"""

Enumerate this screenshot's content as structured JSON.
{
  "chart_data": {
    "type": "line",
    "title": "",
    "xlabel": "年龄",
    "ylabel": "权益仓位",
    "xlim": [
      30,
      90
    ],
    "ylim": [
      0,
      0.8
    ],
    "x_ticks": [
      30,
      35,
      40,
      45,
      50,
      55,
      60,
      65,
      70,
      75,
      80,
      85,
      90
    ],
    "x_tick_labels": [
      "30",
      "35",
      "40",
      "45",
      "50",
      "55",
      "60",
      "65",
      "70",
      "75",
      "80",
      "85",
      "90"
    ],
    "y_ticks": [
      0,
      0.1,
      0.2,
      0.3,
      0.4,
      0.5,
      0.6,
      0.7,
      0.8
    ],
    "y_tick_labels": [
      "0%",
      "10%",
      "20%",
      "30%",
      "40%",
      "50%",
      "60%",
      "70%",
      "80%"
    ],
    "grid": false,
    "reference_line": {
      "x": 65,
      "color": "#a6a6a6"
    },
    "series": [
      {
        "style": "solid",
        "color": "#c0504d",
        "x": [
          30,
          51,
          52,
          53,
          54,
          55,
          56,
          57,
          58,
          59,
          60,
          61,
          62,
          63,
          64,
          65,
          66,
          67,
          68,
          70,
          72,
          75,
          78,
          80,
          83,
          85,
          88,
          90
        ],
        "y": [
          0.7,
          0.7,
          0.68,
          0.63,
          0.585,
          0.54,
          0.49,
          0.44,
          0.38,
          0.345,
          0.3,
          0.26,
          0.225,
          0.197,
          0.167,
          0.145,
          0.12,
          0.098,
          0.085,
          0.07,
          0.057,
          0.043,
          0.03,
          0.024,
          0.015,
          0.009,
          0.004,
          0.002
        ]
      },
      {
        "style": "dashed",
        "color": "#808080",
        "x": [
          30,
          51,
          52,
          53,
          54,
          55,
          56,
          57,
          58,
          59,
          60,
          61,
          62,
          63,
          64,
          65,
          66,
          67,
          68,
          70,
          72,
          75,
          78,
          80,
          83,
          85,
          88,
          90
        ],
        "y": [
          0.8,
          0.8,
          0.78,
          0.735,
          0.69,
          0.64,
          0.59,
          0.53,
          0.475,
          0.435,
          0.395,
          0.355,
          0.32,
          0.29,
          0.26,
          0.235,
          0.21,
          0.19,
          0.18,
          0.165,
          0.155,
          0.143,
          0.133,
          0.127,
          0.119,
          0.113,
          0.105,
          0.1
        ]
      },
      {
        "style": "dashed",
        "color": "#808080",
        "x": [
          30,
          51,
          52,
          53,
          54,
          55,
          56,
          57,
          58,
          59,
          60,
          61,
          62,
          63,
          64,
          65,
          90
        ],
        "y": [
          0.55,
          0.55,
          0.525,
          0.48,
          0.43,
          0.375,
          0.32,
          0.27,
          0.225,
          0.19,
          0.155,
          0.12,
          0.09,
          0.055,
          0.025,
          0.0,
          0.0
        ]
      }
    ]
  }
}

"""

:: Task details ::
Report the number of lines in the entries above that include the word "color" and add nothing to it.

:: Task solution ::
4